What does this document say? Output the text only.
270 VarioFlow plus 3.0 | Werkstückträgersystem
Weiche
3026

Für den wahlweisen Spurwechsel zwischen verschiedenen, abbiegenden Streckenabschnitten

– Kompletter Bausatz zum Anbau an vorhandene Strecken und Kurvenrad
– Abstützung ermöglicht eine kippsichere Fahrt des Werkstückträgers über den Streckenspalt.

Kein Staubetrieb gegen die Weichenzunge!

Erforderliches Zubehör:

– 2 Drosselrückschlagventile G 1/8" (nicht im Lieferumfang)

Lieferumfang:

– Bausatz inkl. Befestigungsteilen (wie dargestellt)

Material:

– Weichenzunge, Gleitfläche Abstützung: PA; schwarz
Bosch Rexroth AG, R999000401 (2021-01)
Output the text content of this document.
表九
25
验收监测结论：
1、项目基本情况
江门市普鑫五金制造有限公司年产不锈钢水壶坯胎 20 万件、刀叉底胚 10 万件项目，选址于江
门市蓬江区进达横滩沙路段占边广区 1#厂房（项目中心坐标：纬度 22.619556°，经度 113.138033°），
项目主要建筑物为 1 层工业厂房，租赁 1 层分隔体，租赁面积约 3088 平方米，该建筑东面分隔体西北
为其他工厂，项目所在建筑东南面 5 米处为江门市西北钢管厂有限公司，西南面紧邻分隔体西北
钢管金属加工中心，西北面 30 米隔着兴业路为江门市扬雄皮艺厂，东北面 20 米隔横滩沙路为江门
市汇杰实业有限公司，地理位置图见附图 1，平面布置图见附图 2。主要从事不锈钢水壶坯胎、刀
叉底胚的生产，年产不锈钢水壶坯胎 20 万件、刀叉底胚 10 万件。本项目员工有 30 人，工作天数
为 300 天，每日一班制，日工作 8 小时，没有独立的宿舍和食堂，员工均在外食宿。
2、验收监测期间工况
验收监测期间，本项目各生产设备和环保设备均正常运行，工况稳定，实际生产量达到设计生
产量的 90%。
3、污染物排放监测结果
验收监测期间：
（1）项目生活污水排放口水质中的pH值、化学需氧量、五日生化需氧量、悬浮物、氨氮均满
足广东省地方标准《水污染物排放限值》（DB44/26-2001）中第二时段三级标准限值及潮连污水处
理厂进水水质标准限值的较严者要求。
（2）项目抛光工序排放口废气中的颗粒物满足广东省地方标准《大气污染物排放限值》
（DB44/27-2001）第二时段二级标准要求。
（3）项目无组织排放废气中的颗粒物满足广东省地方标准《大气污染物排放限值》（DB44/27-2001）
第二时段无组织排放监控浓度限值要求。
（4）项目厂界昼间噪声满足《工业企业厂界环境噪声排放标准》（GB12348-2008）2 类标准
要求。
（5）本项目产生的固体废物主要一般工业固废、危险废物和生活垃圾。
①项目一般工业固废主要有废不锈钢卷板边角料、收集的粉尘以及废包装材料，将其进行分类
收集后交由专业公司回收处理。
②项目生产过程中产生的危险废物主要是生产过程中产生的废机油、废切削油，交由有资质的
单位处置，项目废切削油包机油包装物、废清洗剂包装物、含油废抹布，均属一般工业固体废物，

...

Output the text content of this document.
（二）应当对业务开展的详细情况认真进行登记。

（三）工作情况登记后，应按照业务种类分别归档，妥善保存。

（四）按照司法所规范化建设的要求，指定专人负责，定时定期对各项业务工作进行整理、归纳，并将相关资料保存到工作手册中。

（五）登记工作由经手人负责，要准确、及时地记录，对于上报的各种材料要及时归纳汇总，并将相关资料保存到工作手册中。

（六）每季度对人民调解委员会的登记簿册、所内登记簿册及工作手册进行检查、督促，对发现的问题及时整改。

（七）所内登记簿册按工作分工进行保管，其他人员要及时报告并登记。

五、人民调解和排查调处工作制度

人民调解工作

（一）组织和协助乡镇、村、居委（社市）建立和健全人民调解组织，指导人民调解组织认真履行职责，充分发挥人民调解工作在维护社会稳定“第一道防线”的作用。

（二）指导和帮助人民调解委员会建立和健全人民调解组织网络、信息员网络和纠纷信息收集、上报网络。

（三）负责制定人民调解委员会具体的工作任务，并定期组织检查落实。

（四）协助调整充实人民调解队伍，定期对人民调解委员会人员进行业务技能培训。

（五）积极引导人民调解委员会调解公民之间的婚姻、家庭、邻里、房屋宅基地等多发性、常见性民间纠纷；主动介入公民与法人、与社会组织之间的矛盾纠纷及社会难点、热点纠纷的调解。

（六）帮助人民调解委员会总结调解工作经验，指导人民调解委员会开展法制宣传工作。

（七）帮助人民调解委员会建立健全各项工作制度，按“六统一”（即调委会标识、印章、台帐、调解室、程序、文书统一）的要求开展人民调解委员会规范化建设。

==

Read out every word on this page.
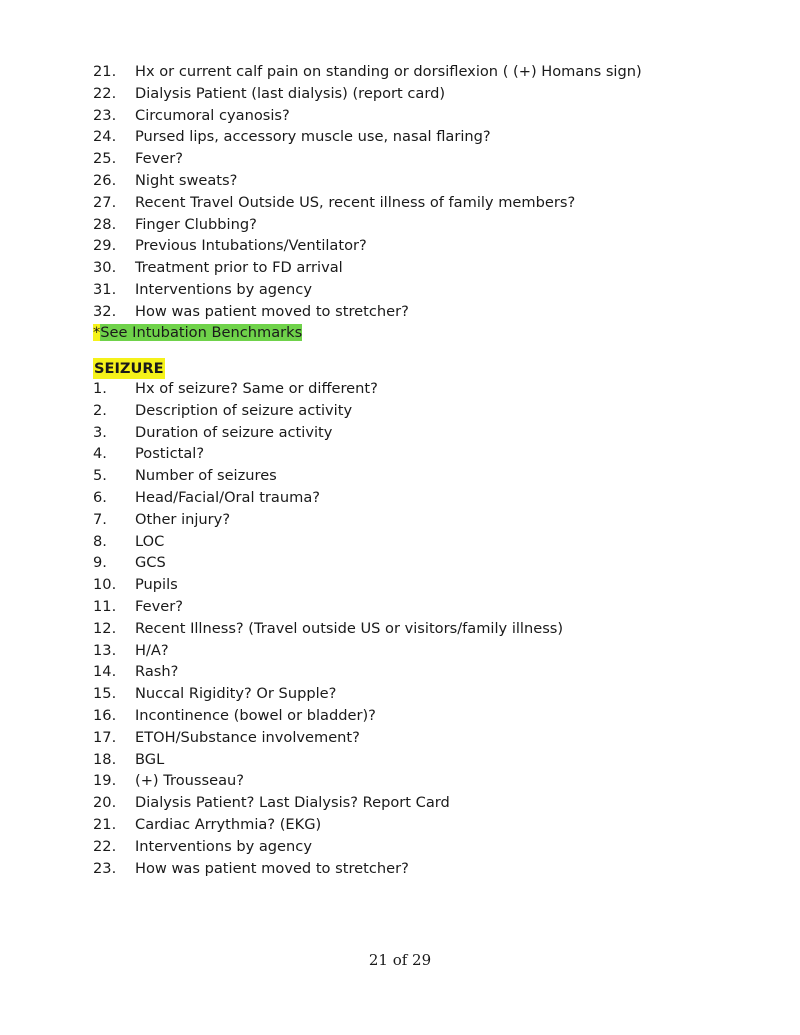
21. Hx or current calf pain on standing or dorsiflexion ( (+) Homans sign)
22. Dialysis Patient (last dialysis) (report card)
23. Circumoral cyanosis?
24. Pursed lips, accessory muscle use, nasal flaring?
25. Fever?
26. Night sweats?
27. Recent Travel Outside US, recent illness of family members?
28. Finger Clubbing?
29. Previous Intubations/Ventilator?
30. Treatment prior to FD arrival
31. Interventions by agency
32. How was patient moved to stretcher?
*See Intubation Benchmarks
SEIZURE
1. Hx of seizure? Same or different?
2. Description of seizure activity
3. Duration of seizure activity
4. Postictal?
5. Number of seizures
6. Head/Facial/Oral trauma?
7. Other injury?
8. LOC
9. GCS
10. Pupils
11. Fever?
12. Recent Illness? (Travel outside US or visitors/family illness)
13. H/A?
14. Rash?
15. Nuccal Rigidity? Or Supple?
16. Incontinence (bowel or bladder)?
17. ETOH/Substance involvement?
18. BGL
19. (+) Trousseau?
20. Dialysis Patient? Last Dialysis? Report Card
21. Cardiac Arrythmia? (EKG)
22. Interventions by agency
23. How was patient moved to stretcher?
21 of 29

WORK INSTRUCTIONS
Each line in the listing above that contains "Lieferumfang" should be copied.

WRITTEN SOLUTION
– 2 Drosselrückschlagventile G 1/8" (nicht im Lieferumfang)
Lieferumfang:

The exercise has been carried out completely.